**Aim of the exercise**: In your copy, repeat the records exactly and leave out the pictures.

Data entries
----

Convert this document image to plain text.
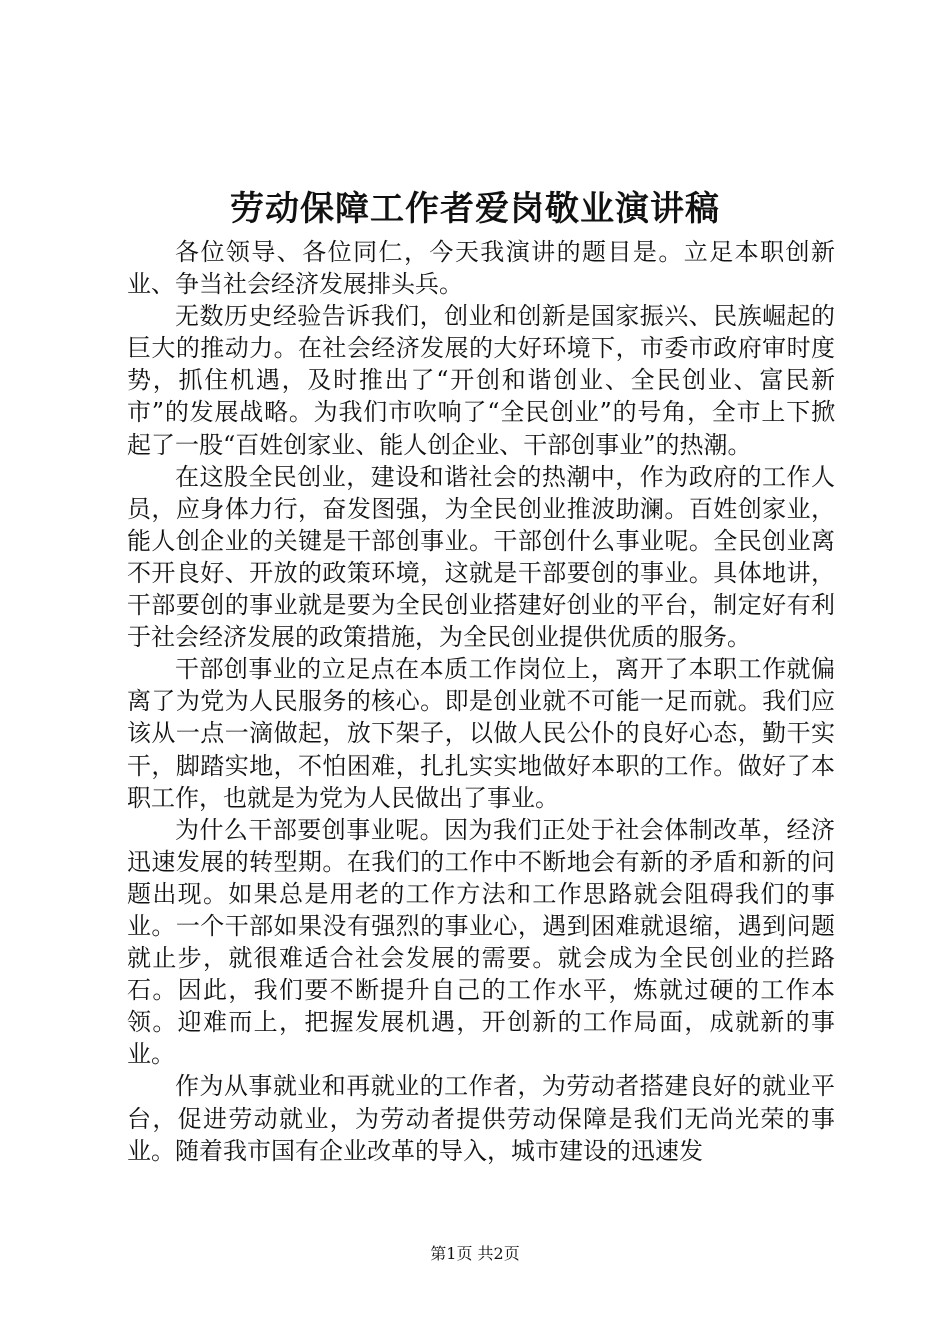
劳动保障工作者爱岗敬业演讲稿

各位领导、各位同仁，今天我演讲的题目是。立足本职创新业、争当社会经济发展排头兵。

无数历史经验告诉我们，创业和创新是国家振兴、民族崛起的巨大的推动力。在社会经济发展的大好环境下，市委市政府审时度势，抓住机遇，及时推出了“开创和谐创业、全民创业、富民新市”的发展战略。为我们市吹响了“全民创业”的号角，全市上下掀起了一股“百姓创家业、能人创企业、干部创事业”的热潮。

在这股全民创业，建设和谐社会的热潮中，作为政府的工作人员，应身体力行，奋发图强，为全民创业推波助澜。百姓创家业，能人创企业的关键是干部创事业。干部创什么事业呢。全民创业离不开良好、开放的政策环境，这就是干部要创的事业。具体地讲，干部要创的事业就是要为全民创业搭建好创业的平台，制定好有利于社会经济发展的政策措施，为全民创业提供优质的服务。

干部创事业的立足点在本质工作岗位上，离开了本职工作就偏离了为党为人民服务的核心。即是创业就不可能一足而就。我们应该从一点一滴做起，放下架子，以做人民公仆的良好心态，勤干实干，脚踏实地，不怕困难，扎扎实实地做好本职的工作。做好了本职工作，也就是为党为人民做出了事业。

为什么干部要创事业呢。因为我们正处于社会体制改革，经济迅速发展的转型期。在我们的工作中不断地会有新的矛盾和新的问题出现。如果总是用老的工作方法和工作思路就会阻碍我们的事业。一个干部如果没有强烈的事业心，遇到困难就退缩，遇到问题就止步，就很难适合社会发展的需要。就会成为全民创业的拦路石。因此，我们要不断提升自己的工作水平，炼就过硬的工作本领。迎难而上，把握发展机遇，开创新的工作局面，成就新的事业。

作为从事就业和再就业的工作者，为劳动者搭建良好的就业平台，促进劳动就业，为劳动者提供劳动保障是我们无尚光荣的事业。随着我市国有企业改革的导入，城市建设的迅速发

第1页 共2页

----

**Answer to this task**:
Convert this document image to plain text.
劳动保障工作者爱岗敬业演讲稿

各位领导、各位同仁，今天我演讲的题目是。立足本职创新业、争当社会经济发展排头兵。

无数历史经验告诉我们，创业和创新是国家振兴、民族崛起的巨大的推动力。在社会经济发展的大好环境下，市委市政府审时度势，抓住机遇，及时推出了“开创和谐创业、全民创业、富民新市”的发展战略。为我们市吹响了“全民创业”的号角，全市上下掀起了一股“百姓创家业、能人创企业、干部创事业”的热潮。

在这股全民创业，建设和谐社会的热潮中，作为政府的工作人员，应身体力行，奋发图强，为全民创业推波助澜。百姓创家业，能人创企业的关键是干部创事业。干部创什么事业呢。全民创业离不开良好、开放的政策环境，这就是干部要创的事业。具体地讲，干部要创的事业就是要为全民创业搭建好创业的平台，制定好有利于社会经济发展的政策措施，为全民创业提供优质的服务。

干部创事业的立足点在本质工作岗位上，离开了本职工作就偏离了为党为人民服务的核心。即是创业就不可能一足而就。我们应该从一点一滴做起，放下架子，以做人民公仆的良好心态，勤干实干，脚踏实地，不怕困难，扎扎实实地做好本职的工作。做好了本职工作，也就是为党为人民做出了事业。

为什么干部要创事业呢。因为我们正处于社会体制改革，经济迅速发展的转型期。在我们的工作中不断地会有新的矛盾和新的问题出现。如果总是用老的工作方法和工作思路就会阻碍我们的事业。一个干部如果没有强烈的事业心，遇到困难就退缩，遇到问题就止步，就很难适合社会发展的需要。就会成为全民创业的拦路石。因此，我们要不断提升自己的工作水平，炼就过硬的工作本领。迎难而上，把握发展机遇，开创新的工作局面，成就新的事业。

作为从事就业和再就业的工作者，为劳动者搭建良好的就业平台，促进劳动就业，为劳动者提供劳动保障是我们无尚光荣的事业。随着我市国有企业改革的导入，城市建设的迅速发

第1页 共2页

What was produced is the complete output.